(Data entries)
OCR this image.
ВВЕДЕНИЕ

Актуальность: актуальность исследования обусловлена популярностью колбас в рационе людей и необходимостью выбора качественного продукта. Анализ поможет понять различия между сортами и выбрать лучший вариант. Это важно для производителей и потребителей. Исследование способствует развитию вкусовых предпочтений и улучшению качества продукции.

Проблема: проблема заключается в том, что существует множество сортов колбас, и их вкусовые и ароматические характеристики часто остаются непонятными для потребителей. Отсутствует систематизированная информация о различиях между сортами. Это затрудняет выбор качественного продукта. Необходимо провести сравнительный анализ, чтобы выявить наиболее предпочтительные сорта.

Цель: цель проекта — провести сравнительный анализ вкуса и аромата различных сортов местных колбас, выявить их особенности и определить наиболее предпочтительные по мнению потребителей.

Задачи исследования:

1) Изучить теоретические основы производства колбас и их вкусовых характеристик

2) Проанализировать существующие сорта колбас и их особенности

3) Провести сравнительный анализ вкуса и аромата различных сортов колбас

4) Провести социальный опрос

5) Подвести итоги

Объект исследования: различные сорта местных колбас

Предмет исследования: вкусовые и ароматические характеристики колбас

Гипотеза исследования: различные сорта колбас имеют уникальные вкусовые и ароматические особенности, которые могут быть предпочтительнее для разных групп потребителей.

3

Your goal: Set down every line of the listing above again, exactly as given.

Exercise result:
OCR this image.
ВВЕДЕНИЕ

Актуальность: актуальность исследования обусловлена популярностью колбас в рационе людей и необходимостью выбора качественного продукта. Анализ поможет понять различия между сортами и выбрать лучший вариант. Это важно для производителей и потребителей. Исследование способствует развитию вкусовых предпочтений и улучшению качества продукции.

Проблема: проблема заключается в том, что существует множество сортов колбас, и их вкусовые и ароматические характеристики часто остаются непонятными для потребителей. Отсутствует систематизированная информация о различиях между сортами. Это затрудняет выбор качественного продукта. Необходимо провести сравнительный анализ, чтобы выявить наиболее предпочтительные сорта.

Цель: цель проекта — провести сравнительный анализ вкуса и аромата различных сортов местных колбас, выявить их особенности и определить наиболее предпочтительные по мнению потребителей.

Задачи исследования:

1) Изучить теоретические основы производства колбас и их вкусовых характеристик

2) Проанализировать существующие сорта колбас и их особенности

3) Провести сравнительный анализ вкуса и аромата различных сортов колбас

4) Провести социальный опрос

5) Подвести итоги

Объект исследования: различные сорта местных колбас

Предмет исследования: вкусовые и ароматические характеристики колбас

Гипотеза исследования: различные сорта колбас имеют уникальные вкусовые и ароматические особенности, которые могут быть предпочтительнее для разных групп потребителей.

3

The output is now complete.